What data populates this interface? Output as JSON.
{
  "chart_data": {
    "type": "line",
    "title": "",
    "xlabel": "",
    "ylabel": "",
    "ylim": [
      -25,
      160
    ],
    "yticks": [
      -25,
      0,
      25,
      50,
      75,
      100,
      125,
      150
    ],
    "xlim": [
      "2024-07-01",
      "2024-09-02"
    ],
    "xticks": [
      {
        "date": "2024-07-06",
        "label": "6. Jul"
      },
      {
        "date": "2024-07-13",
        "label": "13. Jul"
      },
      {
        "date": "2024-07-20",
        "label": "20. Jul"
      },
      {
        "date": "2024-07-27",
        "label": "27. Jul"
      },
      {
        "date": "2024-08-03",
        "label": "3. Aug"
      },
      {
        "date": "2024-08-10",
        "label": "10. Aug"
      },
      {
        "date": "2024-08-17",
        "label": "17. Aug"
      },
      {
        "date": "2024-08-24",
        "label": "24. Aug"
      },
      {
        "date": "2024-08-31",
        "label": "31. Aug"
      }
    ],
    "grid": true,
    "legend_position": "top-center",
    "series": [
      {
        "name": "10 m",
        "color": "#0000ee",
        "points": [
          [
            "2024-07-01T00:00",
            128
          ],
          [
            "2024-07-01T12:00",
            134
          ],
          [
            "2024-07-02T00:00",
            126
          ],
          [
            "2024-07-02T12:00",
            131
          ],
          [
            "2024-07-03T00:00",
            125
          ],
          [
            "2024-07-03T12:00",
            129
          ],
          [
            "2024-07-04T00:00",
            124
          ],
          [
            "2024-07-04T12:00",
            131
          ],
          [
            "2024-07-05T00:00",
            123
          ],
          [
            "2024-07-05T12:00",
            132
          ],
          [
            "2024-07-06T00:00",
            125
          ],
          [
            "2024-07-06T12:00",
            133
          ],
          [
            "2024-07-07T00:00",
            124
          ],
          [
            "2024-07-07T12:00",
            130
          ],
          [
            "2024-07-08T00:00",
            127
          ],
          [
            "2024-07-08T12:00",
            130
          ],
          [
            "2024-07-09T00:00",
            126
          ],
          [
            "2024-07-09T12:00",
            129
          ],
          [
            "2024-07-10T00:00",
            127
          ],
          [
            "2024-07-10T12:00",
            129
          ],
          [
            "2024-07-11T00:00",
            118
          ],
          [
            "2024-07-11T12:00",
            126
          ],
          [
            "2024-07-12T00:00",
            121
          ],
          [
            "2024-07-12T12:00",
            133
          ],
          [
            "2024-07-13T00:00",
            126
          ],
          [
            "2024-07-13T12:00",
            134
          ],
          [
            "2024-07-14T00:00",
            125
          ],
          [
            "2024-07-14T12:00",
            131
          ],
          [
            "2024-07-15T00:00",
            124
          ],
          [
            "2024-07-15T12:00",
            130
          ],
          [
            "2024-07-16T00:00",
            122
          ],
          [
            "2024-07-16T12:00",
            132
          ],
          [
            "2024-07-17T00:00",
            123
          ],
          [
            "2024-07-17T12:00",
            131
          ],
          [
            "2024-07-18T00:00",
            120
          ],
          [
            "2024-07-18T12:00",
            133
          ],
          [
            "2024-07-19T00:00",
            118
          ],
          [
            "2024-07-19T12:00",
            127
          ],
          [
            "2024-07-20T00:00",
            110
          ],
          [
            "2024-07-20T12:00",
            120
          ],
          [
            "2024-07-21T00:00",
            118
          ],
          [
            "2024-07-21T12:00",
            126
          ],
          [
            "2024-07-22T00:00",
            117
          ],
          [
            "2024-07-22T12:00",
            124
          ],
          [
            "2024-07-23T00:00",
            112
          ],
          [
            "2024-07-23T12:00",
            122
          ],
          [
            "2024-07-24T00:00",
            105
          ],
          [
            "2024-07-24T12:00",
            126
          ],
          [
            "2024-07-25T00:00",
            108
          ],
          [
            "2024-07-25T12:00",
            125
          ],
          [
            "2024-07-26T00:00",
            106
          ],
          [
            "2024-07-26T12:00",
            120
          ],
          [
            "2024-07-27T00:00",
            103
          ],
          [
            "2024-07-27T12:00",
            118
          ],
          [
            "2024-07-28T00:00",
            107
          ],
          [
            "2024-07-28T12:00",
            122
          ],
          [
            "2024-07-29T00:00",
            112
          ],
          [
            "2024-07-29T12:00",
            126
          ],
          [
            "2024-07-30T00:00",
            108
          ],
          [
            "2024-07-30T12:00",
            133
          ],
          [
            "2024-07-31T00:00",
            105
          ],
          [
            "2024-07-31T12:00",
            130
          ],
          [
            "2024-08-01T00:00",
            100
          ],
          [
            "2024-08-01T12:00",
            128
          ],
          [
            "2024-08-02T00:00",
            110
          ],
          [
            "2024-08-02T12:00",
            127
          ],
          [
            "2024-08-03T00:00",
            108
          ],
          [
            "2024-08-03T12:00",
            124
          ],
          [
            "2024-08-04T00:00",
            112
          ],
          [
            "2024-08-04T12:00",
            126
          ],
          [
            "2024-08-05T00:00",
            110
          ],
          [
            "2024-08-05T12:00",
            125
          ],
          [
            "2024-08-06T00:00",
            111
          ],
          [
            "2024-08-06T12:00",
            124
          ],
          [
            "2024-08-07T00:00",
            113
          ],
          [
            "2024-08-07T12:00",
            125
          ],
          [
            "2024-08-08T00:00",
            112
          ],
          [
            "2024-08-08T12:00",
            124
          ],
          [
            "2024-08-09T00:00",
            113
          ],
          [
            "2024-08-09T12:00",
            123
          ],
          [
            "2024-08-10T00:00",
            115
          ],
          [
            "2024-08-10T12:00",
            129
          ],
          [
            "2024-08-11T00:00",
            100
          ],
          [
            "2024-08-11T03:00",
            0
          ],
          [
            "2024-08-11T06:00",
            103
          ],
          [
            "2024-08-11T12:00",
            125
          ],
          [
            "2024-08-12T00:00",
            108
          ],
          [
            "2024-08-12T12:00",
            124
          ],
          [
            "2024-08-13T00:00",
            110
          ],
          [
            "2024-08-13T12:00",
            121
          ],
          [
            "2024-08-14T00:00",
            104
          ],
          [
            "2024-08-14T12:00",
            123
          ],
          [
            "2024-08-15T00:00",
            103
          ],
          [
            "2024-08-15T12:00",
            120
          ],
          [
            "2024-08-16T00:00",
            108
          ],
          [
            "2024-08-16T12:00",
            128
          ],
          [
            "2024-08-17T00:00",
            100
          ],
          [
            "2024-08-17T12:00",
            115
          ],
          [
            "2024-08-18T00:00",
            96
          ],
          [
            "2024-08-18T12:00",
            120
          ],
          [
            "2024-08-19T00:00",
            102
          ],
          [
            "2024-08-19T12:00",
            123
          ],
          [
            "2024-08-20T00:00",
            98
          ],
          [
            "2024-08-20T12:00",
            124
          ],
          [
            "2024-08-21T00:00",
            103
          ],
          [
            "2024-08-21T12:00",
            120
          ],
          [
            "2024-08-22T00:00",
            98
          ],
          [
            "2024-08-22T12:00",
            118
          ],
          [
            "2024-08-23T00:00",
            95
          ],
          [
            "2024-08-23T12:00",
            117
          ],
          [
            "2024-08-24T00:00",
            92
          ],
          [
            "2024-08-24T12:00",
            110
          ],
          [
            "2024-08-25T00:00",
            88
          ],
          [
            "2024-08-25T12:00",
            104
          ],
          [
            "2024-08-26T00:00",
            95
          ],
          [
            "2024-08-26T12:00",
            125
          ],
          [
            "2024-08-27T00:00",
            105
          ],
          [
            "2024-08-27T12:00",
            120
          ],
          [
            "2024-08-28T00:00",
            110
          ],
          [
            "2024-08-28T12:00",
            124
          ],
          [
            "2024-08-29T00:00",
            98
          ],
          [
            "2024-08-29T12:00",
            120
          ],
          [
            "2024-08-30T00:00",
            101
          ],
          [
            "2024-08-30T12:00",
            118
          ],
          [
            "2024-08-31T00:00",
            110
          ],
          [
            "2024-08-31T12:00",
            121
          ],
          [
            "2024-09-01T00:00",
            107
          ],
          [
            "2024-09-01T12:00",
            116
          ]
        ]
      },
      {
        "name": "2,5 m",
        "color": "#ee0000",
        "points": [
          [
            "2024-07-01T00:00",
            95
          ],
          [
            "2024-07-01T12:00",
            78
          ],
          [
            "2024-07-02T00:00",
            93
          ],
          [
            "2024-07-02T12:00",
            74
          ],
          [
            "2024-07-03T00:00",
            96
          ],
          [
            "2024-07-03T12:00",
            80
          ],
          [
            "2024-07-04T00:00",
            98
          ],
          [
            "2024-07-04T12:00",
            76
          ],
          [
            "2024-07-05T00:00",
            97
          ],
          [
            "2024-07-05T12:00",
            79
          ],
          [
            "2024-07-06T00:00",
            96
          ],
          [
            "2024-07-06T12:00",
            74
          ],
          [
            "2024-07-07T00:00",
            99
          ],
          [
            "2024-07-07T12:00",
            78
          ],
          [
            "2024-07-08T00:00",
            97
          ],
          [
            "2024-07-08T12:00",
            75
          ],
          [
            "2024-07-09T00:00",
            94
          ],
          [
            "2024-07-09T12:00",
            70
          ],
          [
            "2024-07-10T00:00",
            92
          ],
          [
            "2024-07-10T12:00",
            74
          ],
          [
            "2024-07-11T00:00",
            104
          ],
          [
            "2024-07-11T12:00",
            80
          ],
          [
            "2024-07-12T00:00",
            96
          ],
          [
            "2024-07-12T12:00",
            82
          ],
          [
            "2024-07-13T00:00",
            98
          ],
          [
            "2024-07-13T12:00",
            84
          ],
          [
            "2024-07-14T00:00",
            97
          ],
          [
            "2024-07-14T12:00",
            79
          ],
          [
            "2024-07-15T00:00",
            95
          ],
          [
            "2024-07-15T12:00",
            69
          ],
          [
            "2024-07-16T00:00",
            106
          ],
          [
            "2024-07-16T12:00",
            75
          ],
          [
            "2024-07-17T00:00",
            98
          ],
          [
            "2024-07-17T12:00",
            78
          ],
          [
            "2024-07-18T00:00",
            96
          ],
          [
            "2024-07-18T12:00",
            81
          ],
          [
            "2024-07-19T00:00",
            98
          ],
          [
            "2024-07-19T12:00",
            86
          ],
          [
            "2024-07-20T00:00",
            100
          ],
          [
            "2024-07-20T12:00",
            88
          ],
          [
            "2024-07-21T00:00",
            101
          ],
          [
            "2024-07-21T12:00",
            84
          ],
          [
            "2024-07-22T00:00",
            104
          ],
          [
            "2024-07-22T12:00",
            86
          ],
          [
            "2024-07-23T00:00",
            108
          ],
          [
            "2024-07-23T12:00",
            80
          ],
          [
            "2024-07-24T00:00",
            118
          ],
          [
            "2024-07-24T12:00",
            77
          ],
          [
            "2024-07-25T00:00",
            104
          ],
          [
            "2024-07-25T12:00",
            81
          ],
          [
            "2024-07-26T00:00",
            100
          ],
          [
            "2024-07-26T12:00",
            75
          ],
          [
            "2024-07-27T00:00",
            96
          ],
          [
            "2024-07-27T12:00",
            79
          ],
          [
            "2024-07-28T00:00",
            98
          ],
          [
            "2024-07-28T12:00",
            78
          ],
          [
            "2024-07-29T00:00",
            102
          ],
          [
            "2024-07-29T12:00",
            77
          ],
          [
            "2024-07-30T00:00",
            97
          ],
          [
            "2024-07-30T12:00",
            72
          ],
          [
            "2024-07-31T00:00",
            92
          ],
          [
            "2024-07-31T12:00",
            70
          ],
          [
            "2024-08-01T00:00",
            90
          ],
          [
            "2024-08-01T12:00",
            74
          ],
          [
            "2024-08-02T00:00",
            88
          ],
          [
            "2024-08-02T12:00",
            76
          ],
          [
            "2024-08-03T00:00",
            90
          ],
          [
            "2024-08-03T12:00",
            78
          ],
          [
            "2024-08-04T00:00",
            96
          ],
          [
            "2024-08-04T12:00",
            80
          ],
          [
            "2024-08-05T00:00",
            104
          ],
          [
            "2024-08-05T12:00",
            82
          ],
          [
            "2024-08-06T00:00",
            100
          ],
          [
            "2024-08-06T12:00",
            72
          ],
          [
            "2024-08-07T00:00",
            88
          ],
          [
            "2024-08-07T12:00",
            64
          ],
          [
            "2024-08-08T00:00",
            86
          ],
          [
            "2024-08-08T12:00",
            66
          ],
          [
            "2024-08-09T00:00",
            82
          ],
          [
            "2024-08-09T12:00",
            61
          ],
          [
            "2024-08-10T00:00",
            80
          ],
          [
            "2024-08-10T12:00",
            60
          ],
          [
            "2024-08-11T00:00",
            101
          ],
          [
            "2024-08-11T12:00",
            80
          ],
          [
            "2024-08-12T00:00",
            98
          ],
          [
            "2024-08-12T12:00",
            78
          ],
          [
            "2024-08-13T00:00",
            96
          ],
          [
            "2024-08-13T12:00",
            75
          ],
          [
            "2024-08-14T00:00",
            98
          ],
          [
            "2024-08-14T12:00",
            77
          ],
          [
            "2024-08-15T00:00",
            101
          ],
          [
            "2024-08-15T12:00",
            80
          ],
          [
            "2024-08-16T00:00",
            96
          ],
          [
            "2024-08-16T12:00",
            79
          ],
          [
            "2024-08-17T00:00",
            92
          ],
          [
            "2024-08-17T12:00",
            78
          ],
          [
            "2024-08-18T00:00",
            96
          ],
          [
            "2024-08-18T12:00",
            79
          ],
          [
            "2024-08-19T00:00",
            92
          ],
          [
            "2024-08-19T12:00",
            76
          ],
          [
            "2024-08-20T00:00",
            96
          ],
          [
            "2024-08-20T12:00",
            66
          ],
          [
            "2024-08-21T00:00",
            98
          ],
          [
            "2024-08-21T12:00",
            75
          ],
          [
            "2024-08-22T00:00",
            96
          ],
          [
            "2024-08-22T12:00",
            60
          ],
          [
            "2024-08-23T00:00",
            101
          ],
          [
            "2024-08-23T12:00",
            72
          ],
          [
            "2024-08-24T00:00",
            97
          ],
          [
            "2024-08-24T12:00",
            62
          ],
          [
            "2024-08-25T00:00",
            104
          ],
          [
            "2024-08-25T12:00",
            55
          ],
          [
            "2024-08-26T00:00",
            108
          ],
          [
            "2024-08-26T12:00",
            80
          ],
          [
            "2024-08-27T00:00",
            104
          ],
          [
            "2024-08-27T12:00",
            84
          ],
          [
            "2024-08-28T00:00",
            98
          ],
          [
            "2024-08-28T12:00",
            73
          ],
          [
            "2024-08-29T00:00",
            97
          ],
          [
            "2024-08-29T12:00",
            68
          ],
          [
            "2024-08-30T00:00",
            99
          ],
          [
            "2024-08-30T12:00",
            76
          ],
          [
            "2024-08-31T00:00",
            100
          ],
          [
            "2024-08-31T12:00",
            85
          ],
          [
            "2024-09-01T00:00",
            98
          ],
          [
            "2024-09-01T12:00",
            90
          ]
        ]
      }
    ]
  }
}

# EXERCISE BRIEF
Copy out every line in the listing where the word "date" appears.

# TASK RESULT
        "date": "2024-07-06",
        "date": "2024-07-13",
        "date": "2024-07-20",
        "date": "2024-07-27",
        "date": "2024-08-03",
        "date": "2024-08-10",
        "date": "2024-08-17",
        "date": "2024-08-24",
        "date": "2024-08-31",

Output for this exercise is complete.